Dataset entries
----

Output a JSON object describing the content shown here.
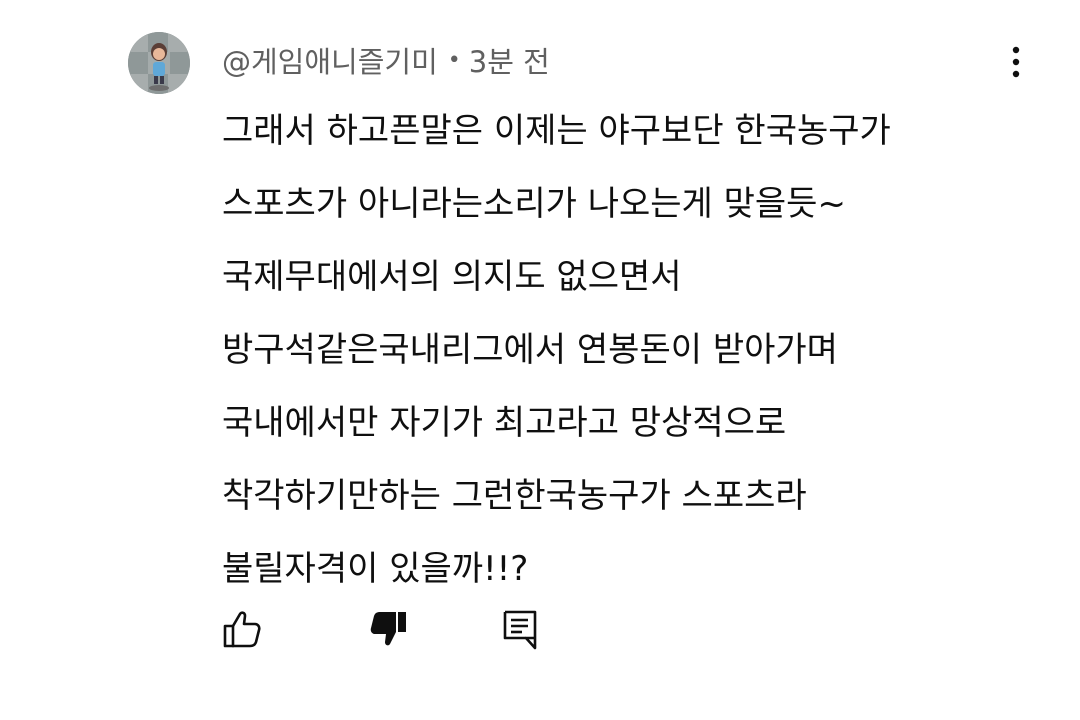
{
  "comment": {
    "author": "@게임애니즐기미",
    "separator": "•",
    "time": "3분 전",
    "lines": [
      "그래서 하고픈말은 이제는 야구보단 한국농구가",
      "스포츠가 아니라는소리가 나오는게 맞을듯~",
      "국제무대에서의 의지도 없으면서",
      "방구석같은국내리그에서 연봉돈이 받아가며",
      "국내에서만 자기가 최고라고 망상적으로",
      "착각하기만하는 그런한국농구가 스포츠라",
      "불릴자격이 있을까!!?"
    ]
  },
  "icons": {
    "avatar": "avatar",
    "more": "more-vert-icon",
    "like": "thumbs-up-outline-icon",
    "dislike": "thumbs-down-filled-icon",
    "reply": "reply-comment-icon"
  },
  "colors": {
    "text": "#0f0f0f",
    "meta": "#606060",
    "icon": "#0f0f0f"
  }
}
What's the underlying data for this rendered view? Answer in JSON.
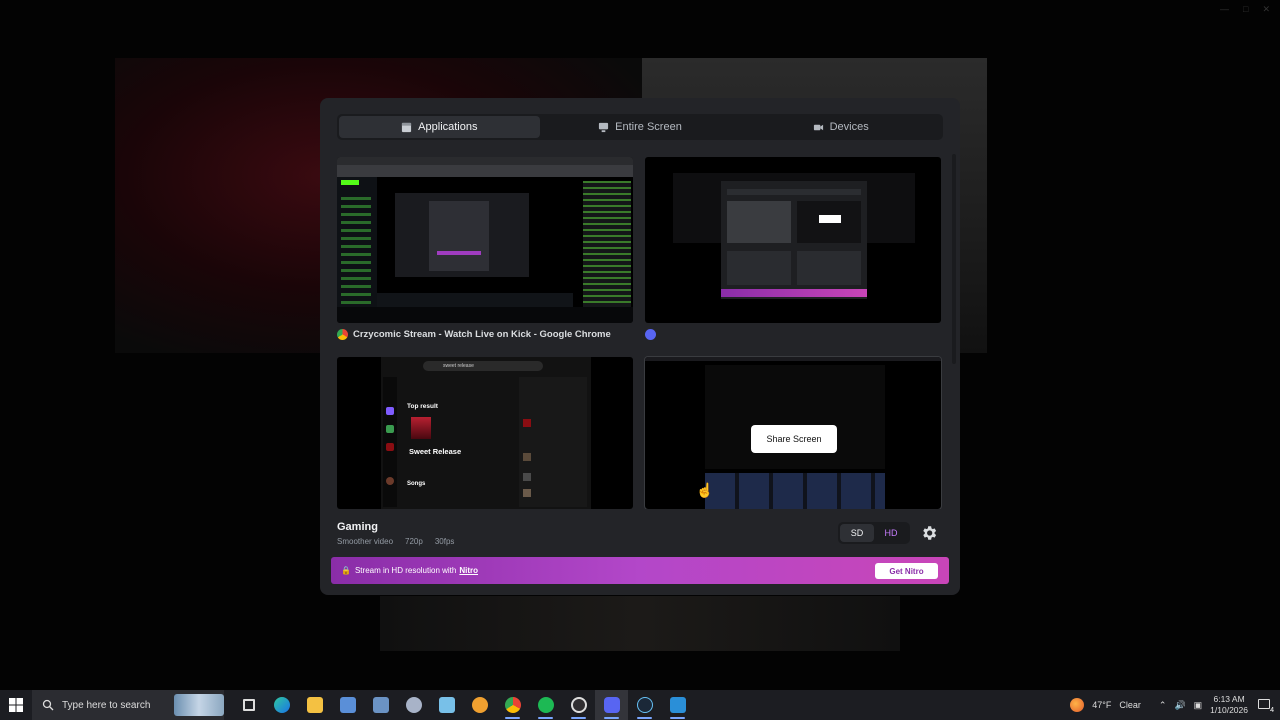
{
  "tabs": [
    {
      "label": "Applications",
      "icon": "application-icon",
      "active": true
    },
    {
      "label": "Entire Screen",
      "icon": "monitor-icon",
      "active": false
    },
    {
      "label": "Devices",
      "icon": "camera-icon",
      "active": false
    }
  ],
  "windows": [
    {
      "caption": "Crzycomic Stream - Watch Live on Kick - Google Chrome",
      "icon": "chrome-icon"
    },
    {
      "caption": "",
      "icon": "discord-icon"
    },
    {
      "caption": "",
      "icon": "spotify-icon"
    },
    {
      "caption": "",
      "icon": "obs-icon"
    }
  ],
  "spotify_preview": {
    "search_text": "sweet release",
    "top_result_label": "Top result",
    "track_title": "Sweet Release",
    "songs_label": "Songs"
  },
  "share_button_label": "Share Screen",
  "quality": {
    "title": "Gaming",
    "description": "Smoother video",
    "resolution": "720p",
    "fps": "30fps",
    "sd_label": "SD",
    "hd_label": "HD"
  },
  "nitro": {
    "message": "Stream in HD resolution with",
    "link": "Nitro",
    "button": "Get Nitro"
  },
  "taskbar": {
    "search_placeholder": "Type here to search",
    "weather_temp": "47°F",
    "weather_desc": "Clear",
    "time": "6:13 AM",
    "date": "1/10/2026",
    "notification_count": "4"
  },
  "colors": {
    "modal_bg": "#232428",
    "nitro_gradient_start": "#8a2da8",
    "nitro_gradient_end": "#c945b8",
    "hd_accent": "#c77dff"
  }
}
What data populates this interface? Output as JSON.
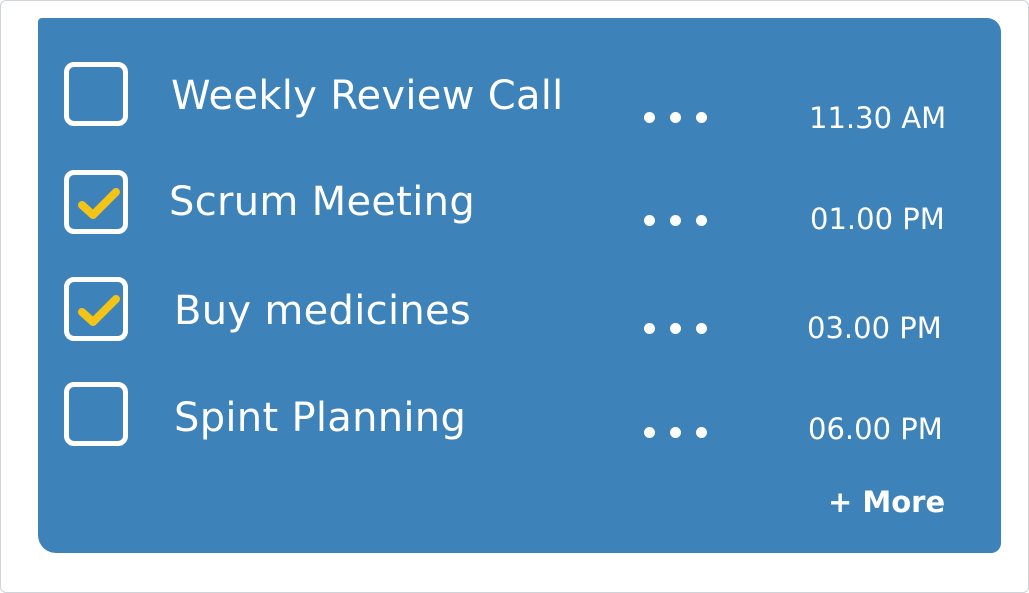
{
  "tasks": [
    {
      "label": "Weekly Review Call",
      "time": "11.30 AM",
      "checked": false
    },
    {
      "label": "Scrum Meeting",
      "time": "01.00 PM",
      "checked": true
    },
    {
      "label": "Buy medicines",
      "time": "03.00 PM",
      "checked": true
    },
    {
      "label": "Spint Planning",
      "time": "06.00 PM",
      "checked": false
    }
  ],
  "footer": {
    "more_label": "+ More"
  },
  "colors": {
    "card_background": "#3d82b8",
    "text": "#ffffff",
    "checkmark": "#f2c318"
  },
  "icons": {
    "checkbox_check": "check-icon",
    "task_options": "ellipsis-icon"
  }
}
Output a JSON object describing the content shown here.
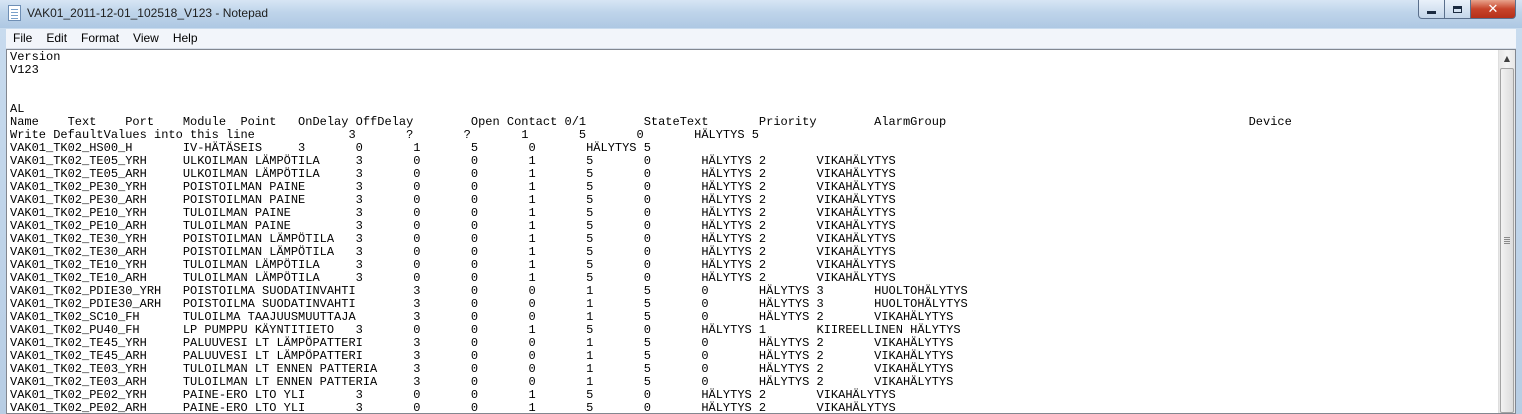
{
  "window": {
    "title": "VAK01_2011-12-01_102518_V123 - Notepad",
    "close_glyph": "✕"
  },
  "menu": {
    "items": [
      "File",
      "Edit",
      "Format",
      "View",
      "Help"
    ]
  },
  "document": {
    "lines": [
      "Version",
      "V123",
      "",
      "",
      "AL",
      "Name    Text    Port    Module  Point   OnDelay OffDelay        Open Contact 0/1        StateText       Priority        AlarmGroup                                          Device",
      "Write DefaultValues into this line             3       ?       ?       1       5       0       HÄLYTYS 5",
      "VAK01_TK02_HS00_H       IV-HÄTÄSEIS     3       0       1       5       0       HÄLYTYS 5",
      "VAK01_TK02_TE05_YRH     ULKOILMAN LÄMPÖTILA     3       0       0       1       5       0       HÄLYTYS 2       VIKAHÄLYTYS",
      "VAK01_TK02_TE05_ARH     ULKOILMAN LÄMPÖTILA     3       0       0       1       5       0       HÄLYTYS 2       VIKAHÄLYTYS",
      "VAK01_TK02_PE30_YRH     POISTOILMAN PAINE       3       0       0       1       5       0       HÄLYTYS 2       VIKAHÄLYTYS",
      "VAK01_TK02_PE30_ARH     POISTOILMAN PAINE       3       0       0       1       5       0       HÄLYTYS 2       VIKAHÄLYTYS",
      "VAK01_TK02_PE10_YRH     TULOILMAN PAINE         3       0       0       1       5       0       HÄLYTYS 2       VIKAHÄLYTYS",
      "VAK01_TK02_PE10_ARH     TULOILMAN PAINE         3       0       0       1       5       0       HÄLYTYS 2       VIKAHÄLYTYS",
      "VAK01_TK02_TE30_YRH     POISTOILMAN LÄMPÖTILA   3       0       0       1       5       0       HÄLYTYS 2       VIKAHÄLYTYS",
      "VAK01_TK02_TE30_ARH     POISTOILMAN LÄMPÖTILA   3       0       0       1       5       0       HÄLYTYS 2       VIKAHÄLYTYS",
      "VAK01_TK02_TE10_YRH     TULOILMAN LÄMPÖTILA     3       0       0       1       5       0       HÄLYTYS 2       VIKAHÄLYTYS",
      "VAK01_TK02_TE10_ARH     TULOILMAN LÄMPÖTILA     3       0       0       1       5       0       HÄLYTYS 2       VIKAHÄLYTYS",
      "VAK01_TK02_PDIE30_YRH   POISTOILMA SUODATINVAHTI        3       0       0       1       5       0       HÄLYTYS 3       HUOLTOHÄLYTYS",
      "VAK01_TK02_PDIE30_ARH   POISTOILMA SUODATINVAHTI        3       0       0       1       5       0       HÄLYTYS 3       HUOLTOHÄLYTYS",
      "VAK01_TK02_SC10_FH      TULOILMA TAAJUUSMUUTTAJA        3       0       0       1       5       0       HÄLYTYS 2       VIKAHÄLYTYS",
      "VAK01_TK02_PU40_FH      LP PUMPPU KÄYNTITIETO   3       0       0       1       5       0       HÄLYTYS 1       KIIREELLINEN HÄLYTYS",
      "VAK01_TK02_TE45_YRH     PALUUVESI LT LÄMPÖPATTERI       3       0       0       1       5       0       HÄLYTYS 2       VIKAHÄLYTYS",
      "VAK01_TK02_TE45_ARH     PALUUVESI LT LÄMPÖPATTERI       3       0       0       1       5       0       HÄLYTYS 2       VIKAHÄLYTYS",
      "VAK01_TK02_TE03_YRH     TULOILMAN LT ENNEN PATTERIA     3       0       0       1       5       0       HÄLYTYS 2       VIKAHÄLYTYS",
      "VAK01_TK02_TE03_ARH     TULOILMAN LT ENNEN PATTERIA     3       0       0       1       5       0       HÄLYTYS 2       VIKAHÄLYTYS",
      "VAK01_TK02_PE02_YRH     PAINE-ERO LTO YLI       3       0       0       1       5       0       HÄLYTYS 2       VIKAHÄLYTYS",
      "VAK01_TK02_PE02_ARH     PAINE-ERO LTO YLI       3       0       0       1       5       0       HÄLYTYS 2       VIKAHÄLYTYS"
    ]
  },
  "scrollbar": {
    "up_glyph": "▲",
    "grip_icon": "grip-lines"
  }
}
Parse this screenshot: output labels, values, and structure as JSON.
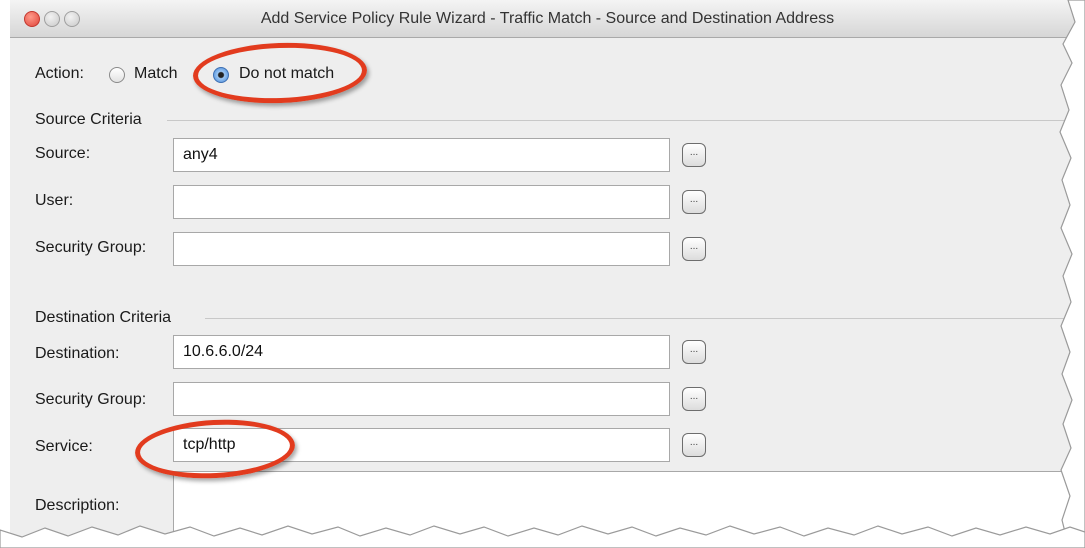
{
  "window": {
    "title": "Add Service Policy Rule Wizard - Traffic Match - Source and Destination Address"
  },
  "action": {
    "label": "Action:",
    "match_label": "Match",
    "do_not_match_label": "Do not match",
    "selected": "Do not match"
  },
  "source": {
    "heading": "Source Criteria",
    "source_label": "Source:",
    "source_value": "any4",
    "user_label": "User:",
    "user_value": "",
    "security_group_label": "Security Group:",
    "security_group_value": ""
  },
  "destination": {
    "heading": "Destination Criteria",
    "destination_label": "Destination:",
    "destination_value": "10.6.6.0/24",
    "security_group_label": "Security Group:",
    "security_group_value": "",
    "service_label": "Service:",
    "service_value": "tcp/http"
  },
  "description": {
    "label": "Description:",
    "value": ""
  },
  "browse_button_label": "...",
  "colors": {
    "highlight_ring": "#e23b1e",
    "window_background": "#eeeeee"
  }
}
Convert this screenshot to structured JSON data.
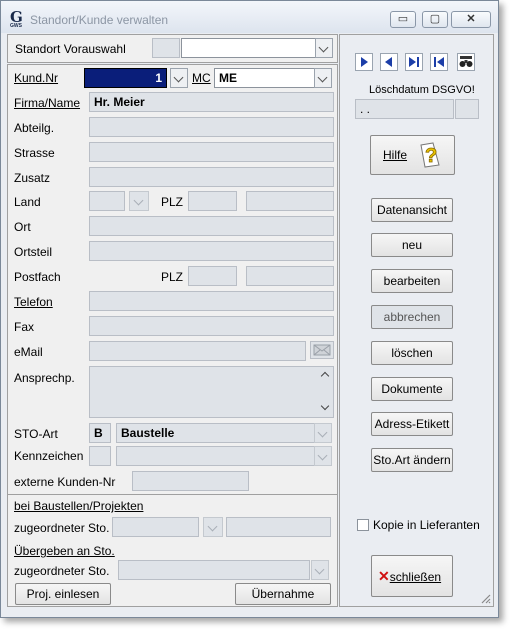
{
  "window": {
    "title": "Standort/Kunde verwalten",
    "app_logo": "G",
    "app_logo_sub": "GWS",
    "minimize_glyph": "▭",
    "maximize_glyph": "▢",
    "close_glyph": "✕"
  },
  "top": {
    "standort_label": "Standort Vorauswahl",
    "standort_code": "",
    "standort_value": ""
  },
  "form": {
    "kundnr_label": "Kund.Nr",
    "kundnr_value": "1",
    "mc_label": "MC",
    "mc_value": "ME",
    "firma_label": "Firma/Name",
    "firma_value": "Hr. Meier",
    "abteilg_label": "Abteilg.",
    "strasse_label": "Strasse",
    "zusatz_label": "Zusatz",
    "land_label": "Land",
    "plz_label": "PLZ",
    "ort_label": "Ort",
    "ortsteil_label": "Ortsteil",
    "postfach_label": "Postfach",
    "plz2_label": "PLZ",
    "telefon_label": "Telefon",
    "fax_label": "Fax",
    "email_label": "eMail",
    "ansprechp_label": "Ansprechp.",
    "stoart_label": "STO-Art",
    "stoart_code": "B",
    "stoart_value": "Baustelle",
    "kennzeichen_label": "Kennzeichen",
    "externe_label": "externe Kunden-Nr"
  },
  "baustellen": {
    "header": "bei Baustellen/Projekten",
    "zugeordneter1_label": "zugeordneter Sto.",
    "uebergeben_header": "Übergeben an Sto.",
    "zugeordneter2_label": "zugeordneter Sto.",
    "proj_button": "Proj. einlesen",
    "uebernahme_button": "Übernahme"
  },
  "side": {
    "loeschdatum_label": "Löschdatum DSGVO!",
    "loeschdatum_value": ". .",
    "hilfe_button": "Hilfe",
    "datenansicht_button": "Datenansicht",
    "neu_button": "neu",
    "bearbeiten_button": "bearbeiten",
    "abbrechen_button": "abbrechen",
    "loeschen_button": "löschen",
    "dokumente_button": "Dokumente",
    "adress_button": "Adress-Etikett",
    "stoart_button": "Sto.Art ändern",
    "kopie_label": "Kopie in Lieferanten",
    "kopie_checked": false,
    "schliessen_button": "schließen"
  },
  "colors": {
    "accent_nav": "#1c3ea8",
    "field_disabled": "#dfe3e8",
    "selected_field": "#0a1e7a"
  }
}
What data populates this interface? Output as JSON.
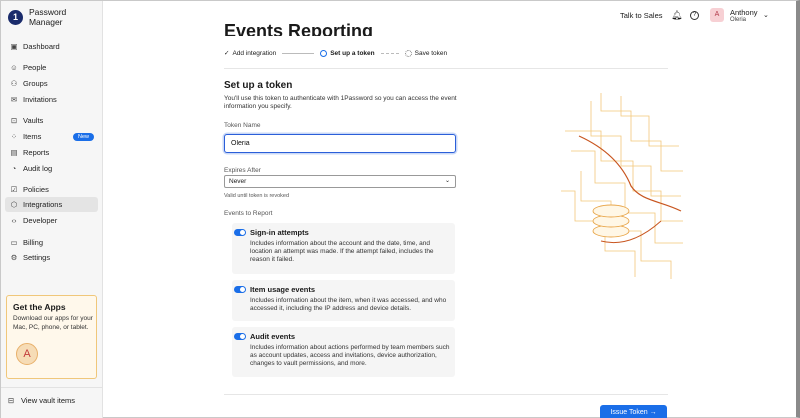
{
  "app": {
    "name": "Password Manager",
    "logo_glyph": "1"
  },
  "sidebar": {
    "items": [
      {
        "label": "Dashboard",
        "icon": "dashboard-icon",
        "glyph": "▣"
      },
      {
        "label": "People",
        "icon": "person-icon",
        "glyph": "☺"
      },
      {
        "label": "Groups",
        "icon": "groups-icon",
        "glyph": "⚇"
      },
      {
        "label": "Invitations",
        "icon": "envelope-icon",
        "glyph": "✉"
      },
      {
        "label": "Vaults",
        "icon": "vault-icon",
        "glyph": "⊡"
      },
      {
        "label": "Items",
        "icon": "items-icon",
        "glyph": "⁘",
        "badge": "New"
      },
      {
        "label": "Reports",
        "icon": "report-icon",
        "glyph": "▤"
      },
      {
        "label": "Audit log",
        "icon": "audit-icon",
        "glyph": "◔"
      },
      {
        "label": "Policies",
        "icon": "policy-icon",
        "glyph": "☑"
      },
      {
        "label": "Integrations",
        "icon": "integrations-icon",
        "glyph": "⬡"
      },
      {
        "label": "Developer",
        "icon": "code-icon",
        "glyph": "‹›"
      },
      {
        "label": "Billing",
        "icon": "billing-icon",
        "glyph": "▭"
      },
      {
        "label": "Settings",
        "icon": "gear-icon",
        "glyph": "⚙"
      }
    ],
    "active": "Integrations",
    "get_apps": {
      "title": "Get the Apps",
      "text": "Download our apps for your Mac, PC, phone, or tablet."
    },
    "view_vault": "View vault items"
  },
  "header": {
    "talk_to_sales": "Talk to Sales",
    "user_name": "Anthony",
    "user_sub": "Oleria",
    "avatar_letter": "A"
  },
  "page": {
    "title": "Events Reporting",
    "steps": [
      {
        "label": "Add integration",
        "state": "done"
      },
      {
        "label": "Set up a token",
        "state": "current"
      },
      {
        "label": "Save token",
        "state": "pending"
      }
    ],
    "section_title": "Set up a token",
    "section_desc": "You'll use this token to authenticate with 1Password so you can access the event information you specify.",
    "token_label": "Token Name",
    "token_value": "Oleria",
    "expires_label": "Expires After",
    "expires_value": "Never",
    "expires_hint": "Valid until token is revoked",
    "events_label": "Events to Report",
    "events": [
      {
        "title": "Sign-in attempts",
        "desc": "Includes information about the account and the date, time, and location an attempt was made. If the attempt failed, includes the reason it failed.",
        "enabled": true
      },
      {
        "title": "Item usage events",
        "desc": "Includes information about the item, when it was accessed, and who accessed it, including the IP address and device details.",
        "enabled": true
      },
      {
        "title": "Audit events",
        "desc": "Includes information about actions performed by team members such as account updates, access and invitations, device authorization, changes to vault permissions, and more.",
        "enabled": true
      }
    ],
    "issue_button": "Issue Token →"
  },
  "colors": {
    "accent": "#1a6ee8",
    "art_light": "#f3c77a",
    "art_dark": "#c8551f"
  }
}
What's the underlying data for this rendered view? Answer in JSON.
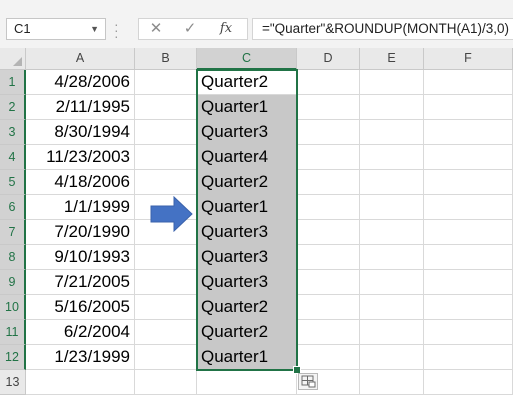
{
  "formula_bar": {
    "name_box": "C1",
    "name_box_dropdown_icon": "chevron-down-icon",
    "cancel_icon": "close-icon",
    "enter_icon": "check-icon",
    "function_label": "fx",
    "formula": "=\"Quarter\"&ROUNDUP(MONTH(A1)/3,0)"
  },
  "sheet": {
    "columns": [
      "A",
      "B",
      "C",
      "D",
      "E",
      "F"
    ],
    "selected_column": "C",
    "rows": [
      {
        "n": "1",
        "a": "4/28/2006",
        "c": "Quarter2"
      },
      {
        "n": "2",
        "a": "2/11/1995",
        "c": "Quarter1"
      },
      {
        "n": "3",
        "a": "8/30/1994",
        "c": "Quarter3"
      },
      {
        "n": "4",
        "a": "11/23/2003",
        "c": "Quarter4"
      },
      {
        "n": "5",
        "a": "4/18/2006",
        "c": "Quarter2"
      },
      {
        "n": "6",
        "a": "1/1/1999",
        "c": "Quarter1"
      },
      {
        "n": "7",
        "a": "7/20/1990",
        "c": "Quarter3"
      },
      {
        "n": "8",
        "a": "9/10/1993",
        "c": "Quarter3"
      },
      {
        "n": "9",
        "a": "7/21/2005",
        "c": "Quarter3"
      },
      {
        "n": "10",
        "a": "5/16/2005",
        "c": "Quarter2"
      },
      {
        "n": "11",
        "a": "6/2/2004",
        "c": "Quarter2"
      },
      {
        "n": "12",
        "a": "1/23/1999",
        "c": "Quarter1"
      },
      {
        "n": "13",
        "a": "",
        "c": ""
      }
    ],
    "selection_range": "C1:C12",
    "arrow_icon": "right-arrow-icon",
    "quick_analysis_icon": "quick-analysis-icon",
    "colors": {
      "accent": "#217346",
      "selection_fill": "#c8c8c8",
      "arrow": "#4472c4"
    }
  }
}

----

### INSTRUCTION
From the data above, pick out each line containing "about" and copy it.

### RESULT OF THIS TASK
        "desc": "Includes information about the account and the date, time, and location an attempt was made. If the attempt failed, includes the reason it failed.",
        "desc": "Includes information about the item, when it was accessed, and who accessed it, including the IP address and device details.",
        "desc": "Includes information about actions performed by team members such as account updates, access and invitations, device authorization, changes to vault permissions, and more.",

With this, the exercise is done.